◆ What you should do:
Retype the records below exactly as they appear, but leave out any pictures.

◆ Given data:
--- START ---

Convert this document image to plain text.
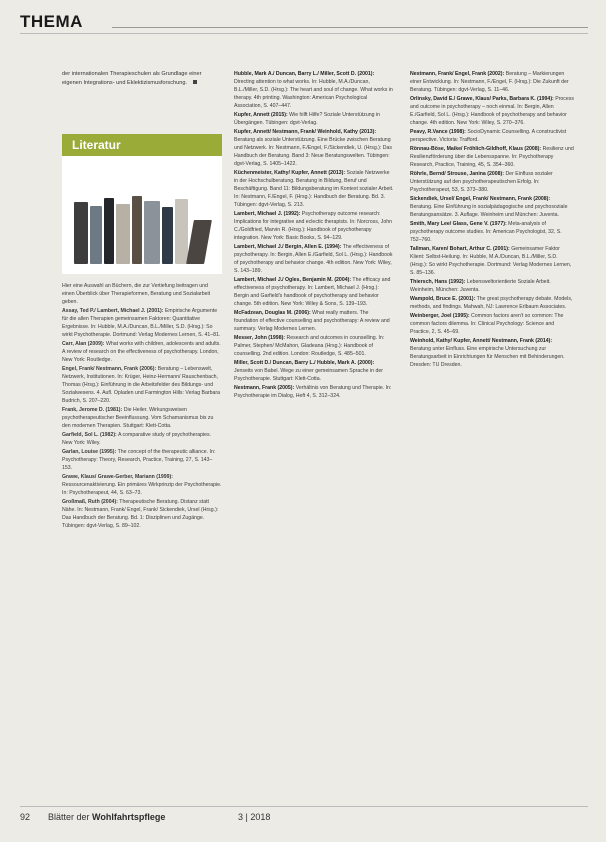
THEMA
der internationalen Therapieschulen als Grundlage einer eigenen Integrations- und Eklektizismusforschung.
Literatur

Hier eine Auswahl an Büchern, die zur Vertiefung beitragen und einen Überblick über Therapieformen, Beratung und Sozialarbeit geben.

Assay, Ted P./ Lambert, Michael J. (2001): Empirische Argumente für die allen Therapien gemeinsamen Faktoren: Quantitative Ergebnisse. In: Hubble, M.A./Duncan, B.L./Miller, S.D. (Hrsg.): So wirkt Psychotherapie. Dortmund: Verlag Modernes Lernen, S. 41–81.

Carr, Alan (2009): What works with children, adolescents and adults. A review of research on the effectiveness of psychotherapy. London, New York: Routledge.

Engel, Frank/ Nestmann, Frank (2006): Beratung – Lebenswelt, Netzwerk, Institutionen. In: Krüger, Heinz-Hermann/ Rauschenbach, Thomas (Hrsg.): Einführung in die Arbeitsfelder des Bildungs- und Sozialwesens. 4. Aufl. Opladen und Farmington Hills: Verlag Barbara Budrich, S. 207–220.

Frank, Jerome D. (1981): Die Heiler. Wirkungsweisen psychotherapeutischer Beeinflussung. Vom Schamanismus bis zu den modernen Therapien. Stuttgart: Klett-Cotta.

Garfield, Sol L. (1982): A comparative study of psychotherapies. New York: Wiley.

Garlan, Louise (1995): The concept of the therapeutic alliance. In: Psychotherapy: Theory, Research, Practice, Training, 27, S. 143–153.

Grawe, Klaus/ Grawe-Gerber, Mariann (1999): Ressourcenaktivierung. Ein primäres Wirkprinzip der Psychotherapie. In: Psychotherapeut, 44, S. 63–73.

Großmaß, Ruth (2004): Therapeutische Beratung. Distanz statt Nähe. In: Nestmann, Frank/ Engel, Frank/ Sickendiek, Ursel (Hrsg.): Das Handbuch der Beratung. Bd. 1: Disziplinen und Zugänge. Tübingen: dgvt-Verlag, S. 89–102.

Hubble, Mark A./ Duncan, Barry L./ Miller, Scott D. (2001): Directing attention to what works. In: Hubble, M.A./Duncan, B.L./Miller, S.D. (Hrsg.): The heart and soul of change. What works in therapy. 4th printing. Washington: American Psychological Association, S. 407–447.

Kupfer, Annett (2015): Wie hilft Hilfe? Soziale Unterstützung in Übergängen. Tübingen: dgvt-Verlag.

Kupfer, Annett/ Nestmann, Frank/ Weinhold, Kathy (2013): Beratung als soziale Unterstützung. Eine Brücke zwischen Beratung und Netzwerk. In: Nestmann, F./Engel, F./Sickendiek, U. (Hrsg.): Das Handbuch der Beratung. Band 3: Neue Beratungswelten. Tübingen: dgvt-Verlag, S. 1405–1422.

Küchenmeister, Kathy/ Kupfer, Annett (2013): Soziale Netzwerke in der Hochschulberatung. Beratung in Bildung, Beruf und Beschäftigung. Band 11: Bildungsberatung im Kontext sozialer Arbeit. In: Nestmann, F./Engel, F. (Hrsg.): Handbuch der Beratung. Bd. 3. Tübingen: dgvt-Verlag, S. 213.

Lambert, Michael J. (1992): Psychotherapy outcome research: Implications for integrative and eclectic therapists. In: Norcross, John C./Goldfried, Marvin R. (Hrsg.): Handbook of psychotherapy integration. New York: Basic Books, S. 94–129.

Lambert, Michael J./ Bergin, Allen E. (1994): The effectiveness of psychotherapy. In: Bergin, Allen E./Garfield, Sol L. (Hrsg.): Handbook of psychotherapy and behavior change. 4th edition. New York: Wiley, S. 143–189.

Lambert, Michael J./ Ogles, Benjamin M. (2004): The efficacy and effectiveness of psychotherapy. In: Lambert, Michael J. (Hrsg.): Bergin and Garfield's handbook of psychotherapy and behavior change. 5th edition. New York: Wiley & Sons, S. 139–193.

McFadzean, Douglas M. (2006): What really matters. The foundation of effective counselling and psychotherapy: A review and summary. Verlag Modernes Lernen.

Messer, John (1998): Research and outcomes in counselling. In: Palmer, Stephen/ McMahon, Gladeana (Hrsg.): Handbook of counselling. 2nd edition. London: Routledge, S. 485–501.

Miller, Scott D./ Duncan, Barry L./ Hubble, Mark A. (2000): Jenseits von Babel. Wege zu einer gemeinsamen Sprache in der Psychotherapie. Stuttgart: Klett-Cotta.

Nestmann, Frank (2005): Verhältnis von Beratung und Therapie. In: Psychotherapie im Dialog, Heft 4, S. 312–324.

Nestmann, Frank/ Engel, Frank (2002): Beratung – Markierungen einer Entwicklung. In: Nestmann, F./Engel, F. (Hrsg.): Die Zukunft der Beratung. Tübingen: dgvt-Verlag, S. 11–46.

Orlinsky, David E./ Grawe, Klaus/ Parks, Barbara K. (1994): Process and outcome in psychotherapy – noch einmal. In: Bergin, Allen E./Garfield, Sol L. (Hrsg.): Handbook of psychotherapy and behavior change. 4th edition. New York: Wiley, S. 270–376.

Peavy, R.Vance (1998): SocioDynamic Counselling. A constructivist perspective. Victoria: Trafford.

Rönnau-Böse, Maike/ Fröhlich-Gildhoff, Klaus (2008): Resilienz und Resilienzförderung über die Lebensspanne. In: Psychotherapy Research, Practice, Training, 45, S. 354–360.

Röhrle, Bernd/ Strouse, Janina (2008): Der Einfluss sozialer Unterstützung auf den psychotherapeutischen Erfolg. In: Psychotherapeut, 53, S. 373–380.

Sickendiek, Ursel/ Engel, Frank/ Nestmann, Frank (2008): Beratung. Eine Einführung in sozialpädagogische und psychosoziale Beratungsansätze. 3. Auflage. Weinheim und München: Juventa.

Smith, Mary Lee/ Glass, Gene V. (1977): Meta-analysis of psychotherapy outcome studies. In: American Psychologist, 32, S. 752–760.

Tallman, Karen/ Bohart, Arthur C. (2001): Gemeinsamer Faktor Klient: Selbst-Heilung. In: Hubble, M.A./Duncan, B.L./Miller, S.D. (Hrsg.): So wirkt Psychotherapie. Dortmund: Verlag Modernes Lernen, S. 85–136.

Thiersch, Hans (1992): Lebensweltorientierte Soziale Arbeit. Weinheim, München: Juventa.

Wampold, Bruce E. (2001): The great psychotherapy debate. Models, methods, and findings. Mahwah, NJ: Lawrence Erlbaum Associates.

Weinberger, Joel (1995): Common factors aren't so common: The common factors dilemma. In: Clinical Psychology: Science and Practice, 2, S. 45–69.

Weinhold, Kathy/ Kupfer, Annett/ Nestmann, Frank (2014): Beratung unter Einfluss. Eine empirische Untersuchung zur Beratungsarbeit in Einrichtungen für Menschen mit Behinderungen. Dresden: TU Dresden.

92 Blätter der Wohlfahrtspflege	3 | 2018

--- END ---

◆ Reply to the exercise:
Convert this document image to plain text.
THEMA
der internationalen Therapieschulen als Grundlage einer eigenen Integrations- und Eklektizismusforschung.
Literatur

Hier eine Auswahl an Büchern, die zur Vertiefung beitragen und einen Überblick über Therapieformen, Beratung und Sozialarbeit geben.

Assay, Ted P./ Lambert, Michael J. (2001): Empirische Argumente für die allen Therapien gemeinsamen Faktoren: Quantitative Ergebnisse. In: Hubble, M.A./Duncan, B.L./Miller, S.D. (Hrsg.): So wirkt Psychotherapie. Dortmund: Verlag Modernes Lernen, S. 41–81.

Carr, Alan (2009): What works with children, adolescents and adults. A review of research on the effectiveness of psychotherapy. London, New York: Routledge.

Engel, Frank/ Nestmann, Frank (2006): Beratung – Lebenswelt, Netzwerk, Institutionen. In: Krüger, Heinz-Hermann/ Rauschenbach, Thomas (Hrsg.): Einführung in die Arbeitsfelder des Bildungs- und Sozialwesens. 4. Aufl. Opladen und Farmington Hills: Verlag Barbara Budrich, S. 207–220.

Frank, Jerome D. (1981): Die Heiler. Wirkungsweisen psychotherapeutischer Beeinflussung. Vom Schamanismus bis zu den modernen Therapien. Stuttgart: Klett-Cotta.

Garfield, Sol L. (1982): A comparative study of psychotherapies. New York: Wiley.

Garlan, Louise (1995): The concept of the therapeutic alliance. In: Psychotherapy: Theory, Research, Practice, Training, 27, S. 143–153.

Grawe, Klaus/ Grawe-Gerber, Mariann (1999): Ressourcenaktivierung. Ein primäres Wirkprinzip der Psychotherapie. In: Psychotherapeut, 44, S. 63–73.

Großmaß, Ruth (2004): Therapeutische Beratung. Distanz statt Nähe. In: Nestmann, Frank/ Engel, Frank/ Sickendiek, Ursel (Hrsg.): Das Handbuch der Beratung. Bd. 1: Disziplinen und Zugänge. Tübingen: dgvt-Verlag, S. 89–102.

Hubble, Mark A./ Duncan, Barry L./ Miller, Scott D. (2001): Directing attention to what works. In: Hubble, M.A./Duncan, B.L./Miller, S.D. (Hrsg.): The heart and soul of change. What works in therapy. 4th printing. Washington: American Psychological Association, S. 407–447.

Kupfer, Annett (2015): Wie hilft Hilfe? Soziale Unterstützung in Übergängen. Tübingen: dgvt-Verlag.

Kupfer, Annett/ Nestmann, Frank/ Weinhold, Kathy (2013): Beratung als soziale Unterstützung. Eine Brücke zwischen Beratung und Netzwerk. In: Nestmann, F./Engel, F./Sickendiek, U. (Hrsg.): Das Handbuch der Beratung. Band 3: Neue Beratungswelten. Tübingen: dgvt-Verlag, S. 1405–1422.

Küchenmeister, Kathy/ Kupfer, Annett (2013): Soziale Netzwerke in der Hochschulberatung. Beratung in Bildung, Beruf und Beschäftigung. Band 11: Bildungsberatung im Kontext sozialer Arbeit. In: Nestmann, F./Engel, F. (Hrsg.): Handbuch der Beratung. Bd. 3. Tübingen: dgvt-Verlag, S. 213.

Lambert, Michael J. (1992): Psychotherapy outcome research: Implications for integrative and eclectic therapists. In: Norcross, John C./Goldfried, Marvin R. (Hrsg.): Handbook of psychotherapy integration. New York: Basic Books, S. 94–129.

Lambert, Michael J./ Bergin, Allen E. (1994): The effectiveness of psychotherapy. In: Bergin, Allen E./Garfield, Sol L. (Hrsg.): Handbook of psychotherapy and behavior change. 4th edition. New York: Wiley, S. 143–189.

Lambert, Michael J./ Ogles, Benjamin M. (2004): The efficacy and effectiveness of psychotherapy. In: Lambert, Michael J. (Hrsg.): Bergin and Garfield's handbook of psychotherapy and behavior change. 5th edition. New York: Wiley & Sons, S. 139–193.

McFadzean, Douglas M. (2006): What really matters. The foundation of effective counselling and psychotherapy: A review and summary. Verlag Modernes Lernen.

Messer, John (1998): Research and outcomes in counselling. In: Palmer, Stephen/ McMahon, Gladeana (Hrsg.): Handbook of counselling. 2nd edition. London: Routledge, S. 485–501.

Miller, Scott D./ Duncan, Barry L./ Hubble, Mark A. (2000): Jenseits von Babel. Wege zu einer gemeinsamen Sprache in der Psychotherapie. Stuttgart: Klett-Cotta.

Nestmann, Frank (2005): Verhältnis von Beratung und Therapie. In: Psychotherapie im Dialog, Heft 4, S. 312–324.

Nestmann, Frank/ Engel, Frank (2002): Beratung – Markierungen einer Entwicklung. In: Nestmann, F./Engel, F. (Hrsg.): Die Zukunft der Beratung. Tübingen: dgvt-Verlag, S. 11–46.

Orlinsky, David E./ Grawe, Klaus/ Parks, Barbara K. (1994): Process and outcome in psychotherapy – noch einmal. In: Bergin, Allen E./Garfield, Sol L. (Hrsg.): Handbook of psychotherapy and behavior change. 4th edition. New York: Wiley, S. 270–376.

Peavy, R.Vance (1998): SocioDynamic Counselling. A constructivist perspective. Victoria: Trafford.

Rönnau-Böse, Maike/ Fröhlich-Gildhoff, Klaus (2008): Resilienz und Resilienzförderung über die Lebensspanne. In: Psychotherapy Research, Practice, Training, 45, S. 354–360.

Röhrle, Bernd/ Strouse, Janina (2008): Der Einfluss sozialer Unterstützung auf den psychotherapeutischen Erfolg. In: Psychotherapeut, 53, S. 373–380.

Sickendiek, Ursel/ Engel, Frank/ Nestmann, Frank (2008): Beratung. Eine Einführung in sozialpädagogische und psychosoziale Beratungsansätze. 3. Auflage. Weinheim und München: Juventa.

Smith, Mary Lee/ Glass, Gene V. (1977): Meta-analysis of psychotherapy outcome studies. In: American Psychologist, 32, S. 752–760.

Tallman, Karen/ Bohart, Arthur C. (2001): Gemeinsamer Faktor Klient: Selbst-Heilung. In: Hubble, M.A./Duncan, B.L./Miller, S.D. (Hrsg.): So wirkt Psychotherapie. Dortmund: Verlag Modernes Lernen, S. 85–136.

Thiersch, Hans (1992): Lebensweltorientierte Soziale Arbeit. Weinheim, München: Juventa.

Wampold, Bruce E. (2001): The great psychotherapy debate. Models, methods, and findings. Mahwah, NJ: Lawrence Erlbaum Associates.

Weinberger, Joel (1995): Common factors aren't so common: The common factors dilemma. In: Clinical Psychology: Science and Practice, 2, S. 45–69.

Weinhold, Kathy/ Kupfer, Annett/ Nestmann, Frank (2014): Beratung unter Einfluss. Eine empirische Untersuchung zur Beratungsarbeit in Einrichtungen für Menschen mit Behinderungen. Dresden: TU Dresden.

92 Blätter der Wohlfahrtspflege	3 | 2018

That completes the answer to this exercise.